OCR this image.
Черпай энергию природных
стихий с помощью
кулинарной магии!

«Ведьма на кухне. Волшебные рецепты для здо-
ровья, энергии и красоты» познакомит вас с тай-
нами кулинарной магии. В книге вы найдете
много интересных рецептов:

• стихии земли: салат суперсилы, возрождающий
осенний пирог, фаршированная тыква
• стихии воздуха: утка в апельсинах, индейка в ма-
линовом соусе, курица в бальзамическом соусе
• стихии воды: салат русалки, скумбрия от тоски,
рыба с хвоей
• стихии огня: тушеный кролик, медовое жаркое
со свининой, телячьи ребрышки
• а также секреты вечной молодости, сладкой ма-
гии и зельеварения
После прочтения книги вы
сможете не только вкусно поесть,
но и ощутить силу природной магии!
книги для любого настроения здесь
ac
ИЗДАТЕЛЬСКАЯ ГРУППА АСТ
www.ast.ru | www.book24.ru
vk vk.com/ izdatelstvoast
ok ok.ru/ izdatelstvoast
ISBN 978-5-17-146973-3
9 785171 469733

══════════

● TASK OBJECTIVE: Reproduce every line of the data verbatim.

● ANSWER TO THE TASK:
OCR this image.
Черпай энергию природных
стихий с помощью
кулинарной магии!

«Ведьма на кухне. Волшебные рецепты для здо-
ровья, энергии и красоты» познакомит вас с тай-
нами кулинарной магии. В книге вы найдете
много интересных рецептов:

• стихии земли: салат суперсилы, возрождающий
осенний пирог, фаршированная тыква
• стихии воздуха: утка в апельсинах, индейка в ма-
линовом соусе, курица в бальзамическом соусе
• стихии воды: салат русалки, скумбрия от тоски,
рыба с хвоей
• стихии огня: тушеный кролик, медовое жаркое
со свининой, телячьи ребрышки
• а также секреты вечной молодости, сладкой ма-
гии и зельеварения
После прочтения книги вы
сможете не только вкусно поесть,
но и ощутить силу природной магии!
книги для любого настроения здесь
ac
ИЗДАТЕЛЬСКАЯ ГРУППА АСТ
www.ast.ru | www.book24.ru
vk vk.com/ izdatelstvoast
ok ok.ru/ izdatelstvoast
ISBN 978-5-17-146973-3
9 785171 469733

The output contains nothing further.